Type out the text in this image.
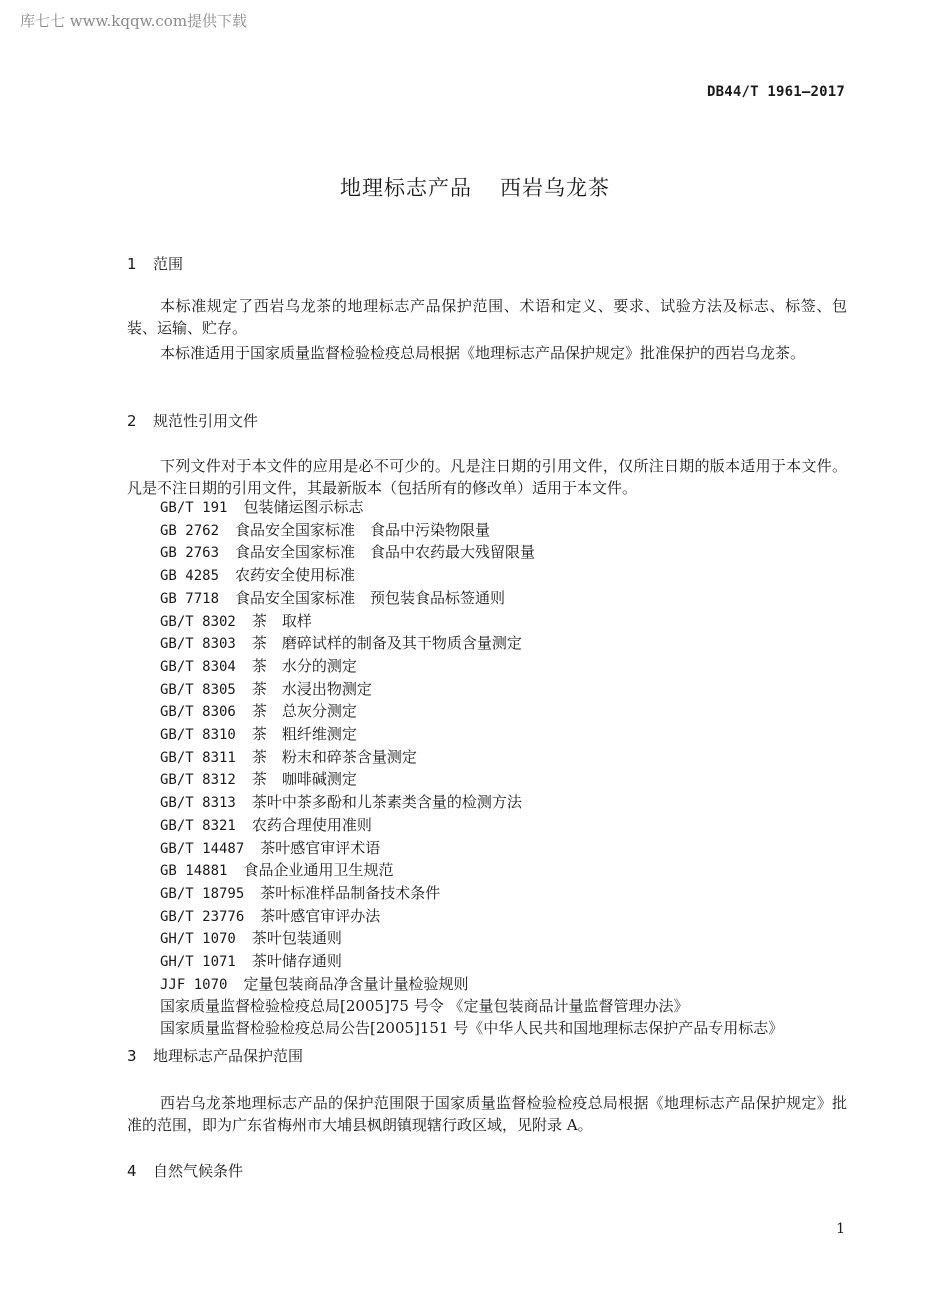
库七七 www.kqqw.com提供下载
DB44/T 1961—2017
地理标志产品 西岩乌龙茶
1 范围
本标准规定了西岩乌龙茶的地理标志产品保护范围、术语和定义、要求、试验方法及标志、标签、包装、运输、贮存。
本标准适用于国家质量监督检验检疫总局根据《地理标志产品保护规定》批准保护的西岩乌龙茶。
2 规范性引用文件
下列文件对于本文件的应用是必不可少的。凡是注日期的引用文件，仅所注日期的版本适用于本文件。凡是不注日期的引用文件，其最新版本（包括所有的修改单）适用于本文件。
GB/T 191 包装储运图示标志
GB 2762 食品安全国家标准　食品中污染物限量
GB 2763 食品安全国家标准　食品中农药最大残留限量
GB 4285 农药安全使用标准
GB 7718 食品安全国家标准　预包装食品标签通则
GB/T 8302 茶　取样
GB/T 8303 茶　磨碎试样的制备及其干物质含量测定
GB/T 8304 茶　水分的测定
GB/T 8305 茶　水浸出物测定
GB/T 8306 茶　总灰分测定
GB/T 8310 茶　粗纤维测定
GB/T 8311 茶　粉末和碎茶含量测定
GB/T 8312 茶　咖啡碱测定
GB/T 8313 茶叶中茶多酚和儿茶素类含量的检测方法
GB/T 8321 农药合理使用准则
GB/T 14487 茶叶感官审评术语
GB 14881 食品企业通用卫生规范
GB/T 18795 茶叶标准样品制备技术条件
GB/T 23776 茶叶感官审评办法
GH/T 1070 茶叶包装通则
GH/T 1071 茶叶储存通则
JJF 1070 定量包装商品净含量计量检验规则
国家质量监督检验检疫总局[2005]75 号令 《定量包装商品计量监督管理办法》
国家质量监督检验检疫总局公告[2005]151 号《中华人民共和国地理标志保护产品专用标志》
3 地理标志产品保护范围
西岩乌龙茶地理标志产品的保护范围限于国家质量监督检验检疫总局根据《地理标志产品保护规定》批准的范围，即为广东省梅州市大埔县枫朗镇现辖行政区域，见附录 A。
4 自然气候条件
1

## STATED TASK
Write out every line of the entries that holds the word "地理标志产品保护规定".

## SOLUTION TO THE EXERCISE
本标准适用于国家质量监督检验检疫总局根据《地理标志产品保护规定》批准保护的西岩乌龙茶。
西岩乌龙茶地理标志产品的保护范围限于国家质量监督检验检疫总局根据《地理标志产品保护规定》批准的范围，即为广东省梅州市大埔县枫朗镇现辖行政区域，见附录 A。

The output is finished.